■ **What is required**: Check every line below for the word "marker" and show those that hold it.

■ **Exercise input**:
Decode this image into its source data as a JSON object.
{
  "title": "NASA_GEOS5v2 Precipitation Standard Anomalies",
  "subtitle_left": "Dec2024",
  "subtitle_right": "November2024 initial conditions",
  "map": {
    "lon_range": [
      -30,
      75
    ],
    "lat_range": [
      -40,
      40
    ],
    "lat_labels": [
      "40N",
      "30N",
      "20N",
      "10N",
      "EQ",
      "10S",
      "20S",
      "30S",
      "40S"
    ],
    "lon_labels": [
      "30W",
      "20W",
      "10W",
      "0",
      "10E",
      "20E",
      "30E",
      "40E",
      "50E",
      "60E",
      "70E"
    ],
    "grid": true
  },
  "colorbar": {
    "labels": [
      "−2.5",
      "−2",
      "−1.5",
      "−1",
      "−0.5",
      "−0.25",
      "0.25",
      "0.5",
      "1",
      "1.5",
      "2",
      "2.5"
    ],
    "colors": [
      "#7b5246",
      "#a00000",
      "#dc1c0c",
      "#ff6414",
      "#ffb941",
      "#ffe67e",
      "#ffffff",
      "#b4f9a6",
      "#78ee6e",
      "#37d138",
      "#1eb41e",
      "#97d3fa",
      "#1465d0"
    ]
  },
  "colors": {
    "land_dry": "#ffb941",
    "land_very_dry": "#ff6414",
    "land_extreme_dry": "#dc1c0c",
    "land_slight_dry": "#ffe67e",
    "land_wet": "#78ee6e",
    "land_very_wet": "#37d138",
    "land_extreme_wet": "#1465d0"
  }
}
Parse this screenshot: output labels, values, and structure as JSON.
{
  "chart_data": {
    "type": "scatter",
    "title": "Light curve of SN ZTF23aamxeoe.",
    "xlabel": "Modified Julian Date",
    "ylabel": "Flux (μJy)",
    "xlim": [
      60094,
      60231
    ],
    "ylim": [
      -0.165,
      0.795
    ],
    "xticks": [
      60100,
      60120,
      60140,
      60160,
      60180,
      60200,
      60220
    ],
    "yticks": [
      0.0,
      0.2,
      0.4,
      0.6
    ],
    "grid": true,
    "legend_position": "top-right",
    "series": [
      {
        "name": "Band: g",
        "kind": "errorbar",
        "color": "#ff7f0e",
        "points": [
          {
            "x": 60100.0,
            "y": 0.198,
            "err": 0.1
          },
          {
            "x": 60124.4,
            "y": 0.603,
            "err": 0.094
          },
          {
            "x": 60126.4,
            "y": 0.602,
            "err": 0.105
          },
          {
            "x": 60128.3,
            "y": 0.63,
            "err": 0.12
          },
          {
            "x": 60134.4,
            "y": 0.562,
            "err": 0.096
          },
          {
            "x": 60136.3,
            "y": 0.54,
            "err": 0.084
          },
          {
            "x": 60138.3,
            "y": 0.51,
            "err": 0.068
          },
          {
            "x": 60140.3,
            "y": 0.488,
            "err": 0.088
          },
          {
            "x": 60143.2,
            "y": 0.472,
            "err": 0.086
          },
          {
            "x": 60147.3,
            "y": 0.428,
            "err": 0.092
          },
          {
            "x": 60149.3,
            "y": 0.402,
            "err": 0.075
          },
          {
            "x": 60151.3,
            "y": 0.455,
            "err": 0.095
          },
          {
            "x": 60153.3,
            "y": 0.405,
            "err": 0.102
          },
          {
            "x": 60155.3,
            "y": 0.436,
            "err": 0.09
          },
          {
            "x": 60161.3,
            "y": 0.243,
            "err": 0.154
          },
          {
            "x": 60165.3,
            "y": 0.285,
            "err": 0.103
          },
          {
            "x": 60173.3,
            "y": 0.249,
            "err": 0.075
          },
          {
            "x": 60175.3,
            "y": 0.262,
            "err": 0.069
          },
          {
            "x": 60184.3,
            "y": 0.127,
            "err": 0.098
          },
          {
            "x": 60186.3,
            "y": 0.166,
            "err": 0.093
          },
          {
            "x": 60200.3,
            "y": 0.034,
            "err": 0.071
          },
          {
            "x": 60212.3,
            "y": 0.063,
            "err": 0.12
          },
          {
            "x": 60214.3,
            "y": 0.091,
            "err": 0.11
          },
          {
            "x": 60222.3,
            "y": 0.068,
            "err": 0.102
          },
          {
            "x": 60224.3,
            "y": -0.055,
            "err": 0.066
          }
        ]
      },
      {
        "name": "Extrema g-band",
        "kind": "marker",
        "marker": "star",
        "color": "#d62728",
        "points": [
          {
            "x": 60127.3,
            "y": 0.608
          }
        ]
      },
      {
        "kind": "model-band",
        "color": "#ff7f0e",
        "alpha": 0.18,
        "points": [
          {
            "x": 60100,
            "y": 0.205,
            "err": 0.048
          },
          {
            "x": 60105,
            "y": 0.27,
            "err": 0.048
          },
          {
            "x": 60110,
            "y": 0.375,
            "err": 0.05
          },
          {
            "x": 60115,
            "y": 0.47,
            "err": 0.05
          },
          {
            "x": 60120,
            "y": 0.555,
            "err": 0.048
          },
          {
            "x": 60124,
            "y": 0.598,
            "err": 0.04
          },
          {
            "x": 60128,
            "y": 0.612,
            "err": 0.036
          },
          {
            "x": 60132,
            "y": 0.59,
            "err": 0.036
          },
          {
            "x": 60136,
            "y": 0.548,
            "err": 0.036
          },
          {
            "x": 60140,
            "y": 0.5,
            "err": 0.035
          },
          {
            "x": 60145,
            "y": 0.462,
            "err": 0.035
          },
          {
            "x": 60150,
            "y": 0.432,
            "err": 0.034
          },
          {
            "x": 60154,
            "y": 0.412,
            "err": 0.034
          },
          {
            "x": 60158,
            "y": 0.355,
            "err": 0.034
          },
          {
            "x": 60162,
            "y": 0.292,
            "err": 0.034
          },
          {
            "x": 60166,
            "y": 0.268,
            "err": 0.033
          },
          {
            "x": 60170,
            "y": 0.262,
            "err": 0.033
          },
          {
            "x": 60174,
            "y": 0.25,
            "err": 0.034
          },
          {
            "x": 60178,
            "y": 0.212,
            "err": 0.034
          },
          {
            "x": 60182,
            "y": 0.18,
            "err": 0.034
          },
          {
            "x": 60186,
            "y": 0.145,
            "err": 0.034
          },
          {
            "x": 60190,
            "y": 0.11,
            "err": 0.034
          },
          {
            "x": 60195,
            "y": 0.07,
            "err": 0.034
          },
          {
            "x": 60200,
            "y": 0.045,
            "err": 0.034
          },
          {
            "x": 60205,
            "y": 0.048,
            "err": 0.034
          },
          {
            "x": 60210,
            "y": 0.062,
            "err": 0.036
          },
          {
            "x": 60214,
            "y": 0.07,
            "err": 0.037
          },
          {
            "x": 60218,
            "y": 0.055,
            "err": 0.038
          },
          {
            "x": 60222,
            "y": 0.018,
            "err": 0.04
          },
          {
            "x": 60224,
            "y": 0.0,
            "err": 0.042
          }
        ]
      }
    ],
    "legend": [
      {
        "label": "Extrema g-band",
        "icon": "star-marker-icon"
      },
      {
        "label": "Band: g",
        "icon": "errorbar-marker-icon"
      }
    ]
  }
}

■ **Written reply**:
        "kind": "marker",
        "marker": "star",
        "icon": "star-marker-icon"
        "icon": "errorbar-marker-icon"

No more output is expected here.